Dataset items

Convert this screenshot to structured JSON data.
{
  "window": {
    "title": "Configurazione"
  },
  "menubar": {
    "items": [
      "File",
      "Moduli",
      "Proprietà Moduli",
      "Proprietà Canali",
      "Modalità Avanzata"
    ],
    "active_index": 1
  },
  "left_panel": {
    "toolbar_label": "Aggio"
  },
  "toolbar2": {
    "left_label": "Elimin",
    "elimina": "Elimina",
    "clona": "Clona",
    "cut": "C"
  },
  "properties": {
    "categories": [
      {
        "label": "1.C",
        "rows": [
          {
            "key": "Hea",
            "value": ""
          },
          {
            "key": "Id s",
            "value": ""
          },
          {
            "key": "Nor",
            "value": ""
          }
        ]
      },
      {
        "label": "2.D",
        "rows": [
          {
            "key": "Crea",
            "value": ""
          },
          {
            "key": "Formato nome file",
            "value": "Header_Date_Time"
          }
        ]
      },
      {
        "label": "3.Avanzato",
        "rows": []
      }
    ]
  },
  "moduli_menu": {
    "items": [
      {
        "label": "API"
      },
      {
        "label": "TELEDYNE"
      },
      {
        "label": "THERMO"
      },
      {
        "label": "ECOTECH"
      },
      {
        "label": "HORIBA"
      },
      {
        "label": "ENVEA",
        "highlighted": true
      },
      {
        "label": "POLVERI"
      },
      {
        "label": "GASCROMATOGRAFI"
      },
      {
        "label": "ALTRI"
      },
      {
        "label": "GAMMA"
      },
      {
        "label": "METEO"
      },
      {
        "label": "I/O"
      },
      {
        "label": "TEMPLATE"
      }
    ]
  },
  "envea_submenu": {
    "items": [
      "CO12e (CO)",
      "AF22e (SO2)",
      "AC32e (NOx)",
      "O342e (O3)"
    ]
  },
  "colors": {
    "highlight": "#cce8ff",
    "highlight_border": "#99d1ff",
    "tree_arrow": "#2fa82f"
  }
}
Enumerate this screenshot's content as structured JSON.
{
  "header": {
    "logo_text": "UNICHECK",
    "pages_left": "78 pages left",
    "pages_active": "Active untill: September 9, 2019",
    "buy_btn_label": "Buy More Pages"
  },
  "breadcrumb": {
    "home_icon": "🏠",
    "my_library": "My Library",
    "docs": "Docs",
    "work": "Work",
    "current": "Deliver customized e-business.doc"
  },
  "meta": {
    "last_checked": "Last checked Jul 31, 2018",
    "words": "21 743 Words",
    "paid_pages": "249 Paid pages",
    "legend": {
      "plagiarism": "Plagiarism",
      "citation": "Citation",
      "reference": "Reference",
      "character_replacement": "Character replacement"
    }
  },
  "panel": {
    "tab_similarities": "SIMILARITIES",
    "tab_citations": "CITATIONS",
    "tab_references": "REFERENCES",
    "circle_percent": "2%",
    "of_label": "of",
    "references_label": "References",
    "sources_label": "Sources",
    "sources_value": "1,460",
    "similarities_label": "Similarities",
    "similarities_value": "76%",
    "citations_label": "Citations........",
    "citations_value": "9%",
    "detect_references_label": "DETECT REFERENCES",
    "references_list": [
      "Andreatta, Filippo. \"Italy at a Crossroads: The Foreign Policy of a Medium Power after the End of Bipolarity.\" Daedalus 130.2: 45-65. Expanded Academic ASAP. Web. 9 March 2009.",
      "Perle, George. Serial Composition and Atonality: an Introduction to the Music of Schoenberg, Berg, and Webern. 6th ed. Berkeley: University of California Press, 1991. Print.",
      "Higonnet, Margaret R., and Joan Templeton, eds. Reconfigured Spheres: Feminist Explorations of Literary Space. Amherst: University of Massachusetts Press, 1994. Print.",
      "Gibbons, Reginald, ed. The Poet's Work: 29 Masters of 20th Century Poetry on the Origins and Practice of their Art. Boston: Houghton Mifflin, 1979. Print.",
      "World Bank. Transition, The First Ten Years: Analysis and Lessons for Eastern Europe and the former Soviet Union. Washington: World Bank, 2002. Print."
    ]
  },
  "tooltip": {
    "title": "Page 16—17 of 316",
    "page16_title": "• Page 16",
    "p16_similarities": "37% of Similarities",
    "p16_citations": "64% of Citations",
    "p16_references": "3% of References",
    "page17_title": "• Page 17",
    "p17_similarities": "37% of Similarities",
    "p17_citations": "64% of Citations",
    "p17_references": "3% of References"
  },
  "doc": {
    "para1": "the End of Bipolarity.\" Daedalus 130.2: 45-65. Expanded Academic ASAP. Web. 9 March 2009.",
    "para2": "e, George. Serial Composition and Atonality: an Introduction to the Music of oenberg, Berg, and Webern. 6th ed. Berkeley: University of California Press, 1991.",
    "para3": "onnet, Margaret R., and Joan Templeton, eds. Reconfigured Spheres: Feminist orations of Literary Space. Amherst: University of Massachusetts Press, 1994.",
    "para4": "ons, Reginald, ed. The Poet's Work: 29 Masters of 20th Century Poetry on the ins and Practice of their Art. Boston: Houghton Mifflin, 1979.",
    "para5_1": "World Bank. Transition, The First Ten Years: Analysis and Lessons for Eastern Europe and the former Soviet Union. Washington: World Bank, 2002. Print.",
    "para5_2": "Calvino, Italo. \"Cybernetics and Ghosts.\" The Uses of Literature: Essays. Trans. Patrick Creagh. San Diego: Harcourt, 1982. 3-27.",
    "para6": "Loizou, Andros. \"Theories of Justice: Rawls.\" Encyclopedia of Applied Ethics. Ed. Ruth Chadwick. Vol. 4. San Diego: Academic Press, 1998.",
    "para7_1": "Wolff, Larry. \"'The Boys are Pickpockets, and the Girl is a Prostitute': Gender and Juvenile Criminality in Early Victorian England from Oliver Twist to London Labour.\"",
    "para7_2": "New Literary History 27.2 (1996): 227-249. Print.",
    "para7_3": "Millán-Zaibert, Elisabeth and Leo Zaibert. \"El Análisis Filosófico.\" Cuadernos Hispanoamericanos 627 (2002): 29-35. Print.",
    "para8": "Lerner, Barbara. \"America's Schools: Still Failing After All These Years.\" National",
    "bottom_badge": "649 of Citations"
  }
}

## Work to be completed
Please list every line of the records that contains "their".

## Solution for this problem
      "Gibbons, Reginald, ed. The Poet's Work: 29 Masters of 20th Century Poetry on the Origins and Practice of their Art. Boston: Houghton Mifflin, 1979. Print.",
    "para4": "ons, Reginald, ed. The Poet's Work: 29 Masters of 20th Century Poetry on the ins and Practice of their Art. Boston: Houghton Mifflin, 1979.",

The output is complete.